Set task ->
Return each line of the material verbatim.

(Figure content listings)
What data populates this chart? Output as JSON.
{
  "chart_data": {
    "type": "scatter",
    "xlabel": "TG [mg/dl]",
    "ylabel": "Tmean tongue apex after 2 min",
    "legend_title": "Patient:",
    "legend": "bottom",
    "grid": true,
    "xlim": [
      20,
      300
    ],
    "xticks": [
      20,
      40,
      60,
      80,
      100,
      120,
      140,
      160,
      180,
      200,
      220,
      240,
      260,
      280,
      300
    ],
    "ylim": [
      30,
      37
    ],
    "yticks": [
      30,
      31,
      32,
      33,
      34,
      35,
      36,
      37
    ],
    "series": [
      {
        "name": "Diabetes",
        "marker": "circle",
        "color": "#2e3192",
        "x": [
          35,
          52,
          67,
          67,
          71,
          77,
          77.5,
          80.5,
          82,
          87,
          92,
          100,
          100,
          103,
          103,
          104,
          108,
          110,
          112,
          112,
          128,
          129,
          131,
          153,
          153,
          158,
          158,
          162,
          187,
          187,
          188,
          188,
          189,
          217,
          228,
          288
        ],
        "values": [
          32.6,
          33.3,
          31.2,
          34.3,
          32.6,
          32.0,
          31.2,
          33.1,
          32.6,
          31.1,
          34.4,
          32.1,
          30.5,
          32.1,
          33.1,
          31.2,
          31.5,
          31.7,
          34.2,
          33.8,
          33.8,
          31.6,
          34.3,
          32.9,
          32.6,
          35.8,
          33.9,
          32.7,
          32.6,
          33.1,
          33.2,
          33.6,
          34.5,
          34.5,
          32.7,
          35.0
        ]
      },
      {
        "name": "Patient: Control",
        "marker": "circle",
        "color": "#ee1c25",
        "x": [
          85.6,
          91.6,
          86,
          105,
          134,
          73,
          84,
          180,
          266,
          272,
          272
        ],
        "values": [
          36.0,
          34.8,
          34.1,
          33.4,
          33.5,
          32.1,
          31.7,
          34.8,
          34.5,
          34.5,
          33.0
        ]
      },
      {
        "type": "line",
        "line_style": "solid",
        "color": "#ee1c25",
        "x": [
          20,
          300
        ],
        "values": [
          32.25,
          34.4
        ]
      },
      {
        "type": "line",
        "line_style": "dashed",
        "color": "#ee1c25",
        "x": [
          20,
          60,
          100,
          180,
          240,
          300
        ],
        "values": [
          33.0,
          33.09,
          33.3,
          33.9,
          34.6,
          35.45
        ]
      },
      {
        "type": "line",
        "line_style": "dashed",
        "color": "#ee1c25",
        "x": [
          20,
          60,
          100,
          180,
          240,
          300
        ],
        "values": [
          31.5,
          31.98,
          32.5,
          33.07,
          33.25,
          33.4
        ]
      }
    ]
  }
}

Exercise response ->
What data populates this chart? Output as JSON.
{
  "chart_data": {
    "type": "scatter",
    "xlabel": "TG [mg/dl]",
    "ylabel": "Tmean tongue apex after 2 min",
    "legend_title": "Patient:",
    "legend": "bottom",
    "grid": true,
    "xlim": [
      20,
      300
    ],
    "xticks": [
      20,
      40,
      60,
      80,
      100,
      120,
      140,
      160,
      180,
      200,
      220,
      240,
      260,
      280,
      300
    ],
    "ylim": [
      30,
      37
    ],
    "yticks": [
      30,
      31,
      32,
      33,
      34,
      35,
      36,
      37
    ],
    "series": [
      {
        "name": "Diabetes",
        "marker": "circle",
        "color": "#2e3192",
        "x": [
          35,
          52,
          67,
          67,
          71,
          77,
          77.5,
          80.5,
          82,
          87,
          92,
          100,
          100,
          103,
          103,
          104,
          108,
          110,
          112,
          112,
          128,
          129,
          131,
          153,
          153,
          158,
          158,
          162,
          187,
          187,
          188,
          188,
          189,
          217,
          228,
          288
        ],
        "values": [
          32.6,
          33.3,
          31.2,
          34.3,
          32.6,
          32.0,
          31.2,
          33.1,
          32.6,
          31.1,
          34.4,
          32.1,
          30.5,
          32.1,
          33.1,
          31.2,
          31.5,
          31.7,
          34.2,
          33.8,
          33.8,
          31.6,
          34.3,
          32.9,
          32.6,
          35.8,
          33.9,
          32.7,
          32.6,
          33.1,
          33.2,
          33.6,
          34.5,
          34.5,
          32.7,
          35.0
        ]
      },
      {
        "name": "Patient: Control",
        "marker": "circle",
        "color": "#ee1c25",
        "x": [
          85.6,
          91.6,
          86,
          105,
          134,
          73,
          84,
          180,
          266,
          272,
          272
        ],
        "values": [
          36.0,
          34.8,
          34.1,
          33.4,
          33.5,
          32.1,
          31.7,
          34.8,
          34.5,
          34.5,
          33.0
        ]
      },
      {
        "type": "line",
        "line_style": "solid",
        "color": "#ee1c25",
        "x": [
          20,
          300
        ],
        "values": [
          32.25,
          34.4
        ]
      },
      {
        "type": "line",
        "line_style": "dashed",
        "color": "#ee1c25",
        "x": [
          20,
          60,
          100,
          180,
          240,
          300
        ],
        "values": [
          33.0,
          33.09,
          33.3,
          33.9,
          34.6,
          35.45
        ]
      },
      {
        "type": "line",
        "line_style": "dashed",
        "color": "#ee1c25",
        "x": [
          20,
          60,
          100,
          180,
          240,
          300
        ],
        "values": [
          31.5,
          31.98,
          32.5,
          33.07,
          33.25,
          33.4
        ]
      }
    ]
  }
}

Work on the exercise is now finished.